--- START OF PROVIDED DATA ---

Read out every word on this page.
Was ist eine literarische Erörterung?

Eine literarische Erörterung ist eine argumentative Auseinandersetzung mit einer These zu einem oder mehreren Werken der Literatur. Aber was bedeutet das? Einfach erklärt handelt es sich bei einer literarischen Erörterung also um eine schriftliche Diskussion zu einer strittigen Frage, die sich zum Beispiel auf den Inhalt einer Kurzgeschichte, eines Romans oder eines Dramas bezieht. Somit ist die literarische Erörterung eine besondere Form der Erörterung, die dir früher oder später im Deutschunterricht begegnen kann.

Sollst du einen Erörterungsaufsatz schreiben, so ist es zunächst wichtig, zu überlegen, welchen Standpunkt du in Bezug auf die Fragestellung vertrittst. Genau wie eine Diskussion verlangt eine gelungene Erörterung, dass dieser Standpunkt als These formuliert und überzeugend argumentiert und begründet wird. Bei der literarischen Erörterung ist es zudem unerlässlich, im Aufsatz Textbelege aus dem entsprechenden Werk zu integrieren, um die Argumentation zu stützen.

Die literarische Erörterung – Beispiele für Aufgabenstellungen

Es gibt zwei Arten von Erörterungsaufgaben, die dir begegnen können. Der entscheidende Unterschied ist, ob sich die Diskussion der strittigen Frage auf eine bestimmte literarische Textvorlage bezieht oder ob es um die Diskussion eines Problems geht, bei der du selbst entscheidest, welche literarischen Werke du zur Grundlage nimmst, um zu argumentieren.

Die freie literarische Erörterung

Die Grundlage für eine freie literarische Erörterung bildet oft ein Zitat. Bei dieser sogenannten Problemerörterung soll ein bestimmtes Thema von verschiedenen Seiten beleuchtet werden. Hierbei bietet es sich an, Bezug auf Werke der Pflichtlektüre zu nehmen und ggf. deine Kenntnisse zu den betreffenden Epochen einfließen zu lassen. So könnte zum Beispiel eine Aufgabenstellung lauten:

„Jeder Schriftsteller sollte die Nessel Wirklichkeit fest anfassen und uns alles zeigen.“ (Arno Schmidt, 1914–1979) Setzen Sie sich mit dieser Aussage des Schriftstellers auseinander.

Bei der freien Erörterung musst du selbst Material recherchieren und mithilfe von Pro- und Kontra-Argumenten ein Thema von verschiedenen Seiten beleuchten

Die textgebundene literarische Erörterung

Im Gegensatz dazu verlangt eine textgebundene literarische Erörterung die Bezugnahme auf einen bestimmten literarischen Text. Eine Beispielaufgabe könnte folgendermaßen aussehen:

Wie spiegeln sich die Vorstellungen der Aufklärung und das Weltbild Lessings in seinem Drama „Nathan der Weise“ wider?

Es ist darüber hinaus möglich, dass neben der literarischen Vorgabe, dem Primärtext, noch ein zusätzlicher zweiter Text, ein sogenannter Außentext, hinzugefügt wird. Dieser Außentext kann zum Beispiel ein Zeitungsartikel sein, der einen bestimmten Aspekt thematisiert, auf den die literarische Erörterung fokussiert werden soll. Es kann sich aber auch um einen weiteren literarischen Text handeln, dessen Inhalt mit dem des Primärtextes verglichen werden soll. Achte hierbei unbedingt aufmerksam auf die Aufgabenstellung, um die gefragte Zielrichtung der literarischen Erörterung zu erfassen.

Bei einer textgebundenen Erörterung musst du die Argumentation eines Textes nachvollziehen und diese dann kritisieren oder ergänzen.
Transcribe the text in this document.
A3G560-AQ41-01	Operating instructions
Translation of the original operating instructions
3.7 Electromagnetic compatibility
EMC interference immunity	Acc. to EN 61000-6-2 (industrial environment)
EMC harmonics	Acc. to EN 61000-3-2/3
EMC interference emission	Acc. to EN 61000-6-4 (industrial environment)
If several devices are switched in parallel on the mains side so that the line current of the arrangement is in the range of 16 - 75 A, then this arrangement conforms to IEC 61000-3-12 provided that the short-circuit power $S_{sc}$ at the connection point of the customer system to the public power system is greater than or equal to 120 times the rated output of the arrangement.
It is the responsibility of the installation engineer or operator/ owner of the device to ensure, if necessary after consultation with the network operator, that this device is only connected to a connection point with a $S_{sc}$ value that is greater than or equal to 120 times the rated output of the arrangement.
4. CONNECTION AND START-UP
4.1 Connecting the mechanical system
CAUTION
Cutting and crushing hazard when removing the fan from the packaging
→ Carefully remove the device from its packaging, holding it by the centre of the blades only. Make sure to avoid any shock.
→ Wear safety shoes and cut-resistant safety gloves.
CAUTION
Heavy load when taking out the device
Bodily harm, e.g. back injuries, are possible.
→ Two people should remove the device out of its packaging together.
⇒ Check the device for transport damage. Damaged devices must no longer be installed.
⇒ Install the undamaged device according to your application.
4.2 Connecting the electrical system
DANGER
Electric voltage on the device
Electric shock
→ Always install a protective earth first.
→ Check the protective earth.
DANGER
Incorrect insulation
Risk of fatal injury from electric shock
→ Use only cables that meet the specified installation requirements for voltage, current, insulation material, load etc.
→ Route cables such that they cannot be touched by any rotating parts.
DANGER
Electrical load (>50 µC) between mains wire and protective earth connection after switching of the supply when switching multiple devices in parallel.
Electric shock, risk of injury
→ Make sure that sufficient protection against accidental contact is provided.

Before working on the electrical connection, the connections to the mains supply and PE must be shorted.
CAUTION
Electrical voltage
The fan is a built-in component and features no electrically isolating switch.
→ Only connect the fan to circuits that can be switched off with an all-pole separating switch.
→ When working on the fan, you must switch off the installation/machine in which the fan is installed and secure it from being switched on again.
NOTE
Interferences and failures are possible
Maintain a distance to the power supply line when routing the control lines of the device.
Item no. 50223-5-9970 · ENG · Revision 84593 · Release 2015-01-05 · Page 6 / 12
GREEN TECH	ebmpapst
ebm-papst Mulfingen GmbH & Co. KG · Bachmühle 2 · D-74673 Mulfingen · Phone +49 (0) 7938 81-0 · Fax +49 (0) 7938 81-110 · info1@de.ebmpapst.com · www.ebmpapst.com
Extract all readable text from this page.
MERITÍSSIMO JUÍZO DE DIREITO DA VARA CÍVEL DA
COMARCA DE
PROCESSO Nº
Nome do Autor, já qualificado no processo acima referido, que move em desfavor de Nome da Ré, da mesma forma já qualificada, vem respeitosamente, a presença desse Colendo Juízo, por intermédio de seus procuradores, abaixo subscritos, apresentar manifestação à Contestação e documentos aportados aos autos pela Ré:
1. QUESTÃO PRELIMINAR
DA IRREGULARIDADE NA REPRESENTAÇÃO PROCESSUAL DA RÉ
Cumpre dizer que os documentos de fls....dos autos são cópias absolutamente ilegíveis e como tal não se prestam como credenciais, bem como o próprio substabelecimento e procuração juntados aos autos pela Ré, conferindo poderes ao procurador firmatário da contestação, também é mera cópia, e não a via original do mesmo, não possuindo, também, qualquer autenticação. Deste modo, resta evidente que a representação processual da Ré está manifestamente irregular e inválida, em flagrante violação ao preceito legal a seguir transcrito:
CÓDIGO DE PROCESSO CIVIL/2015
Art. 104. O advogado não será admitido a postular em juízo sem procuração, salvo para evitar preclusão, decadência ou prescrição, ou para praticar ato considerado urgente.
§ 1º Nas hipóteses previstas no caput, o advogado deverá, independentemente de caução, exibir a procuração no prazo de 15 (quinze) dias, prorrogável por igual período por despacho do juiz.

--- END OF PROVIDED DATA ---

▶ _EXERCISE DETAILS_: Isolate each line of the listing above that includes "könnte". Copy it.

▶ _ANSWER TO THIS TASK_:
Die Grundlage für eine freie literarische Erörterung bildet oft ein Zitat. Bei dieser sogenannten Problemerörterung soll ein bestimmtes Thema von verschiedenen Seiten beleuchtet werden. Hierbei bietet es sich an, Bezug auf Werke der Pflichtlektüre zu nehmen und ggf. deine Kenntnisse zu den betreffenden Epochen einfließen zu lassen. So könnte zum Beispiel eine Aufgabenstellung lauten:
Im Gegensatz dazu verlangt eine textgebundene literarische Erörterung die Bezugnahme auf einen bestimmten literarischen Text. Eine Beispielaufgabe könnte folgendermaßen aussehen:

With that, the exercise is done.